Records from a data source
=-=-=-=-=

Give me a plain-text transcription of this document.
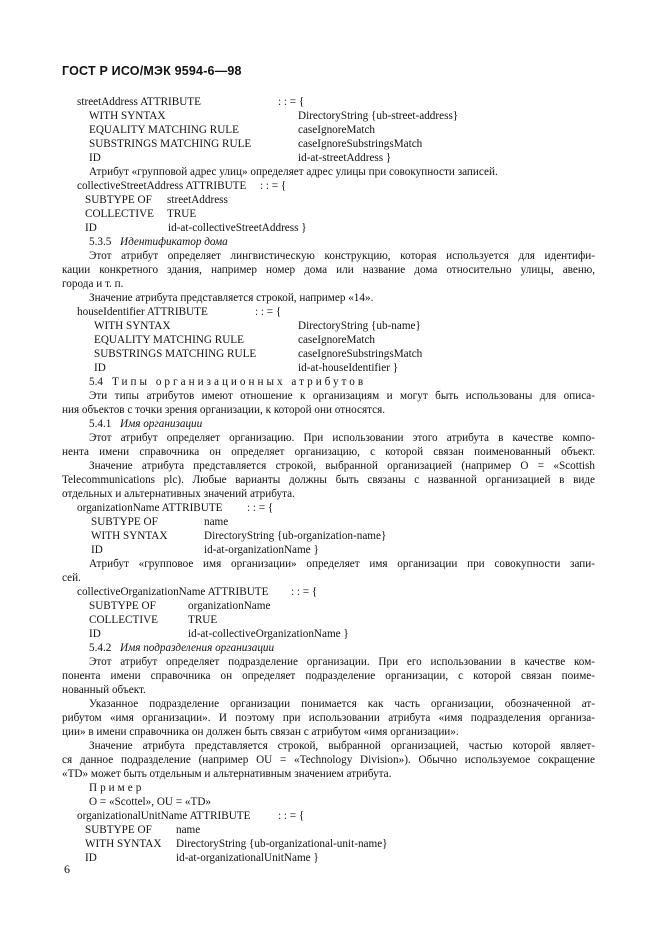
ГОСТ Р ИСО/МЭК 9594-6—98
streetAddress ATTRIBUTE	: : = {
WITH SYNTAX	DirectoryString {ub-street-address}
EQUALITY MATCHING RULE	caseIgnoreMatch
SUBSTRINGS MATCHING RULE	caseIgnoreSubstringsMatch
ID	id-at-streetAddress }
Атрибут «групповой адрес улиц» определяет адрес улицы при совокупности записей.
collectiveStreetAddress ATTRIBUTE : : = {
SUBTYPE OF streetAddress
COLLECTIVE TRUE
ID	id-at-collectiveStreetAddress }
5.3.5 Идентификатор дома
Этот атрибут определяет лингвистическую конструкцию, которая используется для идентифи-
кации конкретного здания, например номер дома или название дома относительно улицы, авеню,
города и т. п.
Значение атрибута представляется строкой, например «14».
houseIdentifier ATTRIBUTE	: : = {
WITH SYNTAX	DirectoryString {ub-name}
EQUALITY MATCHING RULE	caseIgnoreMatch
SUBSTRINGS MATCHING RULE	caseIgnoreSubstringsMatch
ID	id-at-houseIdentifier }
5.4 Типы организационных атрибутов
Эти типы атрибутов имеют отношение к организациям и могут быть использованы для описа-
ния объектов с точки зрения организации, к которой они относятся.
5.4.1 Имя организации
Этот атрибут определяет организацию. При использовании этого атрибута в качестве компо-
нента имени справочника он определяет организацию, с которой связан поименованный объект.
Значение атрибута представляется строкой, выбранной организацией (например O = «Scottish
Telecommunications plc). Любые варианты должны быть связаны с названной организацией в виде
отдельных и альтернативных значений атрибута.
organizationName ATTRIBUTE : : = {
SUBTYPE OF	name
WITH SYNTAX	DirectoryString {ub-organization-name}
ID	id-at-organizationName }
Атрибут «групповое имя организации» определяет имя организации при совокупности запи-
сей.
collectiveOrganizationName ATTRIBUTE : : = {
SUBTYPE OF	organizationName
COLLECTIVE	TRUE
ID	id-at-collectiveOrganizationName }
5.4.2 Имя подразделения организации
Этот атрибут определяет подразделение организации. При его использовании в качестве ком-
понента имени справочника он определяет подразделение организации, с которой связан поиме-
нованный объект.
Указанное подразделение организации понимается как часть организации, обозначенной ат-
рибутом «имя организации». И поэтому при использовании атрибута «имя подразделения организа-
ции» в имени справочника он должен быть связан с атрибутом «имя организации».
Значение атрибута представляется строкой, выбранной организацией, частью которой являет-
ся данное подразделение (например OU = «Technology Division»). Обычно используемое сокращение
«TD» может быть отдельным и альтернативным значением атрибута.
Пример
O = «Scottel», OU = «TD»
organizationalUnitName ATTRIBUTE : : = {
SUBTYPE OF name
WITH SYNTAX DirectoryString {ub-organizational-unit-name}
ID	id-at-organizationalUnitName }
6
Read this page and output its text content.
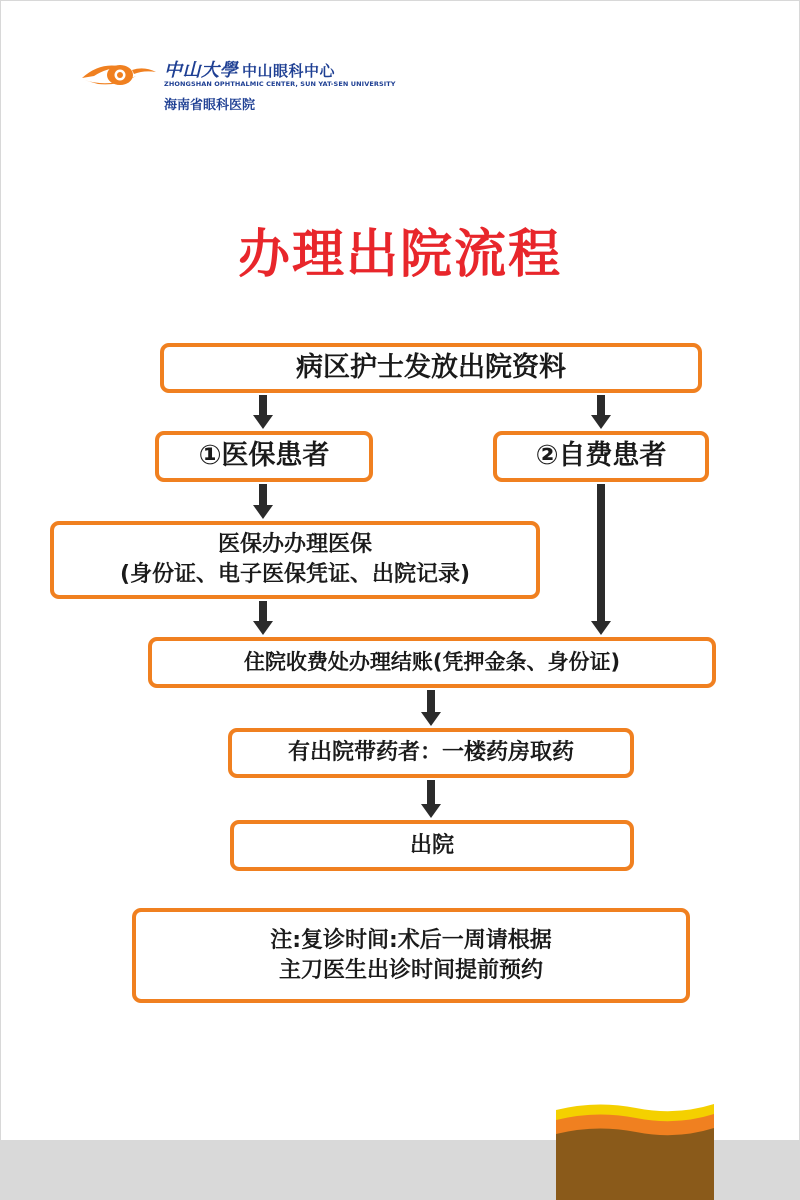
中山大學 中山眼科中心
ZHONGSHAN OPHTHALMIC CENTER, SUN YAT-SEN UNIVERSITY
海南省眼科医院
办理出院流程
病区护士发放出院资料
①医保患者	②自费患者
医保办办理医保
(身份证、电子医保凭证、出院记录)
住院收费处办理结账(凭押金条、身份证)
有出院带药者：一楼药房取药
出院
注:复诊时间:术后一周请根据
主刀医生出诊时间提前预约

=-=-=-=-=

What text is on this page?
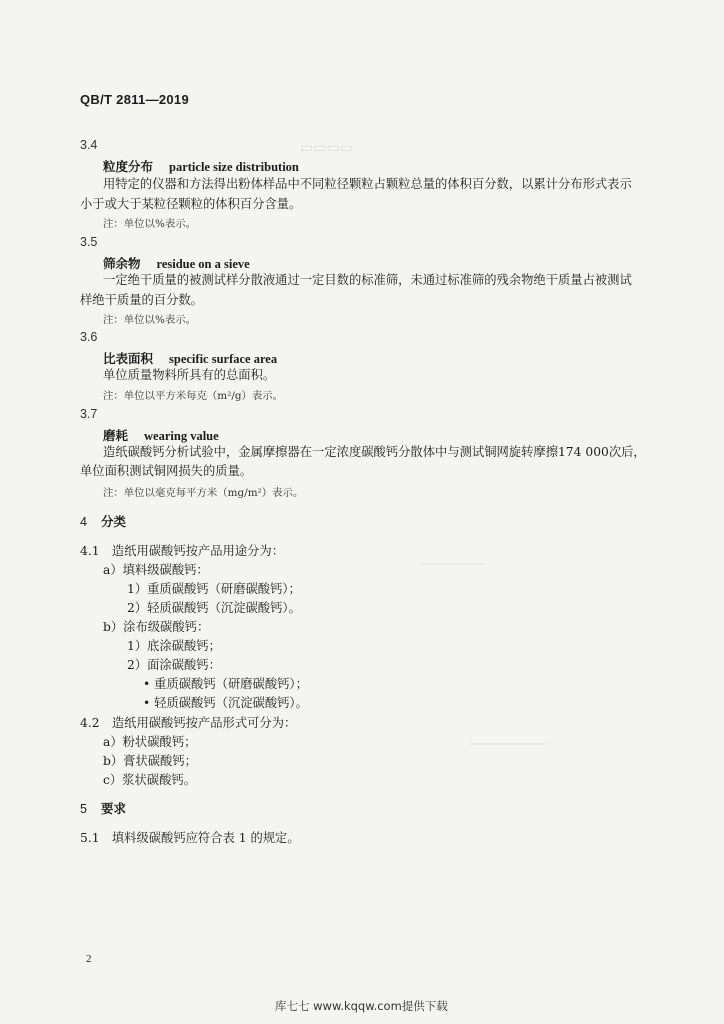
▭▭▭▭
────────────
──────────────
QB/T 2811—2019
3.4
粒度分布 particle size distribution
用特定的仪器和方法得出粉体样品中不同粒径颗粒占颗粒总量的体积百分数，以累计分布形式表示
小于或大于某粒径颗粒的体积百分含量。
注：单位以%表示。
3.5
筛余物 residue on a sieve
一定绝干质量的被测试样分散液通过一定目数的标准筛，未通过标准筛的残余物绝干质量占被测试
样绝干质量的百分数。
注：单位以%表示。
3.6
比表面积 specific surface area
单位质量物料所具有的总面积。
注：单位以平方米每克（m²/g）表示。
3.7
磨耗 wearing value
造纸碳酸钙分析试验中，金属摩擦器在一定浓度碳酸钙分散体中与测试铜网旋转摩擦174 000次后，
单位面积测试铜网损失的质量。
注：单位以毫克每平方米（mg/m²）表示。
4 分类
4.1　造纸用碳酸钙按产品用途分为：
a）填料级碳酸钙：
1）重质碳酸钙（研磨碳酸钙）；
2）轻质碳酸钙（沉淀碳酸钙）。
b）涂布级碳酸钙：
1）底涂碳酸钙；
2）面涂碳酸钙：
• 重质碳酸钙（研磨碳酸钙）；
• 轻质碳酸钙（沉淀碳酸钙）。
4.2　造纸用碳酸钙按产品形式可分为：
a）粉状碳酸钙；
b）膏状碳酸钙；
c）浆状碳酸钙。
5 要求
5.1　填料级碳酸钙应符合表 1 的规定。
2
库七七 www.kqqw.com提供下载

=-=-=-=-=

Find all lines holding the string "улицы" and copy them.

Result for this task:
Атрибут «групповой адрес улиц» определяет адрес улицы при совокупности записей.
кации конкретного здания, например номер дома или название дома относительно улицы, авеню,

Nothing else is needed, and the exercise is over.